====== PROVIDED DATA ======
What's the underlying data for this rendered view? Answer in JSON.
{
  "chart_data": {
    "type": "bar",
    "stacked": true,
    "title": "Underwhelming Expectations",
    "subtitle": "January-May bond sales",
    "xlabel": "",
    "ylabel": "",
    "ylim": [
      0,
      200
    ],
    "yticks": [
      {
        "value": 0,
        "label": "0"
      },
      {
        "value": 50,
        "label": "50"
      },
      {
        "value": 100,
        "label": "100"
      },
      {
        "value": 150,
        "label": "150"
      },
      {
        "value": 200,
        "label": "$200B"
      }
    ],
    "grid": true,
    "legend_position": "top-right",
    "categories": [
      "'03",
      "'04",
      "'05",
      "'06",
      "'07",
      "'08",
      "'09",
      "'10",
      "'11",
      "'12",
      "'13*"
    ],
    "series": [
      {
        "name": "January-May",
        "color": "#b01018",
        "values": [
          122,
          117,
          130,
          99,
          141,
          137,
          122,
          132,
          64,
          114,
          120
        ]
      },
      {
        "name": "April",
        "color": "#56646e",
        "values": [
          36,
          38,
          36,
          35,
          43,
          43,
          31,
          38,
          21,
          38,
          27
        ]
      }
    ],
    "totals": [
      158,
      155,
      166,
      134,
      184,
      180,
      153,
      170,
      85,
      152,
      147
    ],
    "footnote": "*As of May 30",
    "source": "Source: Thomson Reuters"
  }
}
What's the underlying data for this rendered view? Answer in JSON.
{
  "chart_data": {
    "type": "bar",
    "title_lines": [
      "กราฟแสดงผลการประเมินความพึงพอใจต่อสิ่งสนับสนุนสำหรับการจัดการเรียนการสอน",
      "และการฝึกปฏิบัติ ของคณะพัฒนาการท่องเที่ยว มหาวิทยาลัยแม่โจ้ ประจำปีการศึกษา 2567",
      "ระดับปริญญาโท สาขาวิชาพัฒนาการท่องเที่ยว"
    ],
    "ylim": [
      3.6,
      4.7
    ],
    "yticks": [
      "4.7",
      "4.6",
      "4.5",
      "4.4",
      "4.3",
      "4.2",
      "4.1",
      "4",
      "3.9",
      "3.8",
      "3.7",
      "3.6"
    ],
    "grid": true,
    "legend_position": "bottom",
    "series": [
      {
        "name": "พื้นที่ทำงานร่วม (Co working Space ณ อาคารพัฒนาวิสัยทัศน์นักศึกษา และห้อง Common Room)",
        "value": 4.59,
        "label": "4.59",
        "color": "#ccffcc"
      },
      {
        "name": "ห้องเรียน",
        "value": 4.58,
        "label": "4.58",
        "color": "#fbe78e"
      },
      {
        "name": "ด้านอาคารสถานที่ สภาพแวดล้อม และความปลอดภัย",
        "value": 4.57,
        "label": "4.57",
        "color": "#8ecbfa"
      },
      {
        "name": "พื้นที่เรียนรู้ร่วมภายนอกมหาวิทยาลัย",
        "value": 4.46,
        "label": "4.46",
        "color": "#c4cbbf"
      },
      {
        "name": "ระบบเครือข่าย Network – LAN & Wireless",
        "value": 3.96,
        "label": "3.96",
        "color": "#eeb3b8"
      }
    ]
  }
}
======
**JOB**.
All entries must be repeated verbatim.

**SOLUTION TO THIS TASK**.
What's the underlying data for this rendered view? Answer in JSON.
{
  "chart_data": {
    "type": "bar",
    "stacked": true,
    "title": "Underwhelming Expectations",
    "subtitle": "January-May bond sales",
    "xlabel": "",
    "ylabel": "",
    "ylim": [
      0,
      200
    ],
    "yticks": [
      {
        "value": 0,
        "label": "0"
      },
      {
        "value": 50,
        "label": "50"
      },
      {
        "value": 100,
        "label": "100"
      },
      {
        "value": 150,
        "label": "150"
      },
      {
        "value": 200,
        "label": "$200B"
      }
    ],
    "grid": true,
    "legend_position": "top-right",
    "categories": [
      "'03",
      "'04",
      "'05",
      "'06",
      "'07",
      "'08",
      "'09",
      "'10",
      "'11",
      "'12",
      "'13*"
    ],
    "series": [
      {
        "name": "January-May",
        "color": "#b01018",
        "values": [
          122,
          117,
          130,
          99,
          141,
          137,
          122,
          132,
          64,
          114,
          120
        ]
      },
      {
        "name": "April",
        "color": "#56646e",
        "values": [
          36,
          38,
          36,
          35,
          43,
          43,
          31,
          38,
          21,
          38,
          27
        ]
      }
    ],
    "totals": [
      158,
      155,
      166,
      134,
      184,
      180,
      153,
      170,
      85,
      152,
      147
    ],
    "footnote": "*As of May 30",
    "source": "Source: Thomson Reuters"
  }
}
What's the underlying data for this rendered view? Answer in JSON.
{
  "chart_data": {
    "type": "bar",
    "title_lines": [
      "กราฟแสดงผลการประเมินความพึงพอใจต่อสิ่งสนับสนุนสำหรับการจัดการเรียนการสอน",
      "และการฝึกปฏิบัติ ของคณะพัฒนาการท่องเที่ยว มหาวิทยาลัยแม่โจ้ ประจำปีการศึกษา 2567",
      "ระดับปริญญาโท สาขาวิชาพัฒนาการท่องเที่ยว"
    ],
    "ylim": [
      3.6,
      4.7
    ],
    "yticks": [
      "4.7",
      "4.6",
      "4.5",
      "4.4",
      "4.3",
      "4.2",
      "4.1",
      "4",
      "3.9",
      "3.8",
      "3.7",
      "3.6"
    ],
    "grid": true,
    "legend_position": "bottom",
    "series": [
      {
        "name": "พื้นที่ทำงานร่วม (Co working Space ณ อาคารพัฒนาวิสัยทัศน์นักศึกษา และห้อง Common Room)",
        "value": 4.59,
        "label": "4.59",
        "color": "#ccffcc"
      },
      {
        "name": "ห้องเรียน",
        "value": 4.58,
        "label": "4.58",
        "color": "#fbe78e"
      },
      {
        "name": "ด้านอาคารสถานที่ สภาพแวดล้อม และความปลอดภัย",
        "value": 4.57,
        "label": "4.57",
        "color": "#8ecbfa"
      },
      {
        "name": "พื้นที่เรียนรู้ร่วมภายนอกมหาวิทยาลัย",
        "value": 4.46,
        "label": "4.46",
        "color": "#c4cbbf"
      },
      {
        "name": "ระบบเครือข่าย Network – LAN & Wireless",
        "value": 3.96,
        "label": "3.96",
        "color": "#eeb3b8"
      }
    ]
  }
}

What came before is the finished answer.